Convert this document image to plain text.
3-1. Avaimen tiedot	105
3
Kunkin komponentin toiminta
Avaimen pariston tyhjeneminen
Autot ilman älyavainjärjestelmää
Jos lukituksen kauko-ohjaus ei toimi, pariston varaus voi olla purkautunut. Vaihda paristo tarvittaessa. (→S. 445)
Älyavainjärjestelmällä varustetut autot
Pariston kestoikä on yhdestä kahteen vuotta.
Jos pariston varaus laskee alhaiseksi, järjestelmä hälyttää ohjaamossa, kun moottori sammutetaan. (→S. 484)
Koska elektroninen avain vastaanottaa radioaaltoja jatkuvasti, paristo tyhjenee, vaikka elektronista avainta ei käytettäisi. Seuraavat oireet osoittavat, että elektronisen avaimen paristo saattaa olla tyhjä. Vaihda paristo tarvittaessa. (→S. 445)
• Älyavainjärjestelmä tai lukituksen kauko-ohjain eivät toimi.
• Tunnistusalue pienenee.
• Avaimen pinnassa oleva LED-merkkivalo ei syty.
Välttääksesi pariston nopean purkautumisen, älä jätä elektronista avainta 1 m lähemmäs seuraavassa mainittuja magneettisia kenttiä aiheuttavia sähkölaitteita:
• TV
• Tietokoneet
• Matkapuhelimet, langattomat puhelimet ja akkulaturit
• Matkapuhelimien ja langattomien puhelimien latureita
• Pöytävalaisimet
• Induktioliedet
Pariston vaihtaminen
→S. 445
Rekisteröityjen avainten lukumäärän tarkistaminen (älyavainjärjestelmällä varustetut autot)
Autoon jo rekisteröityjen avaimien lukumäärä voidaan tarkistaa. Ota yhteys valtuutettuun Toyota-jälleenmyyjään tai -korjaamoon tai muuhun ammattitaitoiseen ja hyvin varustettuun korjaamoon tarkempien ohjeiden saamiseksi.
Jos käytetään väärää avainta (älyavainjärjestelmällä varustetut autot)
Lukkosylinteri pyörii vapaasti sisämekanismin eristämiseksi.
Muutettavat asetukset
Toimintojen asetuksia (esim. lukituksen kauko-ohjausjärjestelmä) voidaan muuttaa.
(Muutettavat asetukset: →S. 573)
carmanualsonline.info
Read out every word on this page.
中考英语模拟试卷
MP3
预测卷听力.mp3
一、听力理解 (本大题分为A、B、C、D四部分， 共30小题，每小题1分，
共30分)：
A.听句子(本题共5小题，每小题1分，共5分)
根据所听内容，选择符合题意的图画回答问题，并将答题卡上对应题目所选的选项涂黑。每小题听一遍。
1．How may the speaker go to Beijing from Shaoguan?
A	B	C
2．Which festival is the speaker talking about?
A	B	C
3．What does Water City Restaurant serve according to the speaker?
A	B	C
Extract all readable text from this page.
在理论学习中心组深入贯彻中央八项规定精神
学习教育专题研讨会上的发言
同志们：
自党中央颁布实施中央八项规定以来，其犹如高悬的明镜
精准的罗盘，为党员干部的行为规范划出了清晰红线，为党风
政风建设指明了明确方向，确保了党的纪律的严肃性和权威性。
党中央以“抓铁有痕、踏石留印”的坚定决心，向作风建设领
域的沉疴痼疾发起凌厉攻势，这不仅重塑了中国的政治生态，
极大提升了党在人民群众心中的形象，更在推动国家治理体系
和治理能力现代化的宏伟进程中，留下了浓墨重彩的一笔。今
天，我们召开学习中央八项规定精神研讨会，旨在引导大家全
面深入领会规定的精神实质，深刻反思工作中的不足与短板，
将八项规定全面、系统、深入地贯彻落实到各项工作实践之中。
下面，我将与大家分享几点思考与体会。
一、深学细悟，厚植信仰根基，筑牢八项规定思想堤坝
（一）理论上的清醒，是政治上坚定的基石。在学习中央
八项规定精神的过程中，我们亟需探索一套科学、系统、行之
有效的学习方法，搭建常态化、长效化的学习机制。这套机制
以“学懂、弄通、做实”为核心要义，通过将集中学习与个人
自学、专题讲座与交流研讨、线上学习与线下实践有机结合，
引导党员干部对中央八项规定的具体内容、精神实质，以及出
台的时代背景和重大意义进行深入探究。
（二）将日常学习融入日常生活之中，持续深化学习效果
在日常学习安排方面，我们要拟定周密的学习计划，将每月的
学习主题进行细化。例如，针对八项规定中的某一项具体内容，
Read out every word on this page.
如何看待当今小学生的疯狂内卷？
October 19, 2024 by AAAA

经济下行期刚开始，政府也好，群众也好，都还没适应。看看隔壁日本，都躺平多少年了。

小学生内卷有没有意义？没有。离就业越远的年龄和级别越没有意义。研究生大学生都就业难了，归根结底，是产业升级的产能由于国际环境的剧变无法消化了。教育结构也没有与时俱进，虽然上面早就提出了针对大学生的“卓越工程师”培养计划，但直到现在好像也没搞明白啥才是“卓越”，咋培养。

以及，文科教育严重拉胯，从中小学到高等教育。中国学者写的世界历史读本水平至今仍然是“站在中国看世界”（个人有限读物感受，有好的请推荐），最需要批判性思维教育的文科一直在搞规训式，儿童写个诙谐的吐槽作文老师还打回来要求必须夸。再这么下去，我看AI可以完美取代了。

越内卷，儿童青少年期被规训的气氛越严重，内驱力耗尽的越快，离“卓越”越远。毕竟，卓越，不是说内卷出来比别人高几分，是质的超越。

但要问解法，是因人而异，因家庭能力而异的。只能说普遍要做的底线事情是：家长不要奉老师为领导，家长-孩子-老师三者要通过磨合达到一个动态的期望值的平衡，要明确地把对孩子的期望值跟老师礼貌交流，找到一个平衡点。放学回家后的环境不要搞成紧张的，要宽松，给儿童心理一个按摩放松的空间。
____________________
What this task involves
Every line containing the string "lukituksen" must be listed.

Final result
Jos lukituksen kauko-ohjaus ei toimi, pariston varaus voi olla purkautunut. Vaihda paristo tarvittaessa. (→S. 445)
• Älyavainjärjestelmä tai lukituksen kauko-ohjain eivät toimi.
Toimintojen asetuksia (esim. lukituksen kauko-ohjausjärjestelmä) voidaan muuttaa.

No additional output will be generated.